* _OBJECTIVE_
The listing below must be repeated word for word, with its images excluded.
━━━ RECORDS FOR PROCESSING
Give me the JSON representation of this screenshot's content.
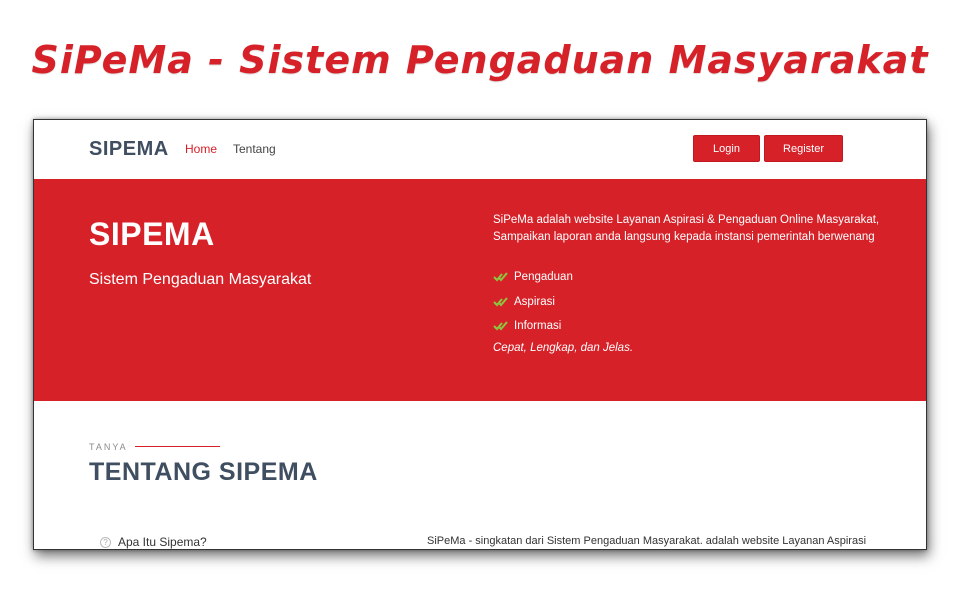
{
  "banner": {
    "title": "SiPeMa - Sistem Pengaduan Masyarakat"
  },
  "navbar": {
    "brand": "SIPEMA",
    "links": [
      {
        "label": "Home",
        "active": true
      },
      {
        "label": "Tentang",
        "active": false
      }
    ],
    "login_label": "Login",
    "register_label": "Register"
  },
  "hero": {
    "title": "SIPEMA",
    "subtitle": "Sistem Pengaduan Masyarakat",
    "description_line1": "SiPeMa adalah website Layanan Aspirasi & Pengaduan Online Masyarakat,",
    "description_line2": "Sampaikan laporan anda langsung kepada instansi pemerintah berwenang",
    "features": [
      {
        "label": "Pengaduan",
        "icon": "check-icon"
      },
      {
        "label": "Aspirasi",
        "icon": "check-icon"
      },
      {
        "label": "Informasi",
        "icon": "check-icon"
      }
    ],
    "tagline": "Cepat, Lengkap, dan Jelas."
  },
  "about": {
    "label": "TANYA",
    "title": "TENTANG SIPEMA",
    "faq": [
      {
        "question": "Apa Itu Sipema?",
        "icon": "help-icon"
      }
    ],
    "text": "SiPeMa - singkatan dari Sistem Pengaduan Masyarakat. adalah website Layanan Aspirasi"
  },
  "colors": {
    "accent": "#d62129",
    "heading": "#3f4f61",
    "check": "#8cc63f"
  }
}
━━━━━━
* _TASK ANSWER_
Give me the JSON representation of this screenshot's content.
{
  "banner": {
    "title": "SiPeMa - Sistem Pengaduan Masyarakat"
  },
  "navbar": {
    "brand": "SIPEMA",
    "links": [
      {
        "label": "Home",
        "active": true
      },
      {
        "label": "Tentang",
        "active": false
      }
    ],
    "login_label": "Login",
    "register_label": "Register"
  },
  "hero": {
    "title": "SIPEMA",
    "subtitle": "Sistem Pengaduan Masyarakat",
    "description_line1": "SiPeMa adalah website Layanan Aspirasi & Pengaduan Online Masyarakat,",
    "description_line2": "Sampaikan laporan anda langsung kepada instansi pemerintah berwenang",
    "features": [
      {
        "label": "Pengaduan",
        "icon": "check-icon"
      },
      {
        "label": "Aspirasi",
        "icon": "check-icon"
      },
      {
        "label": "Informasi",
        "icon": "check-icon"
      }
    ],
    "tagline": "Cepat, Lengkap, dan Jelas."
  },
  "about": {
    "label": "TANYA",
    "title": "TENTANG SIPEMA",
    "faq": [
      {
        "question": "Apa Itu Sipema?",
        "icon": "help-icon"
      }
    ],
    "text": "SiPeMa - singkatan dari Sistem Pengaduan Masyarakat. adalah website Layanan Aspirasi"
  },
  "colors": {
    "accent": "#d62129",
    "heading": "#3f4f61",
    "check": "#8cc63f"
  }
}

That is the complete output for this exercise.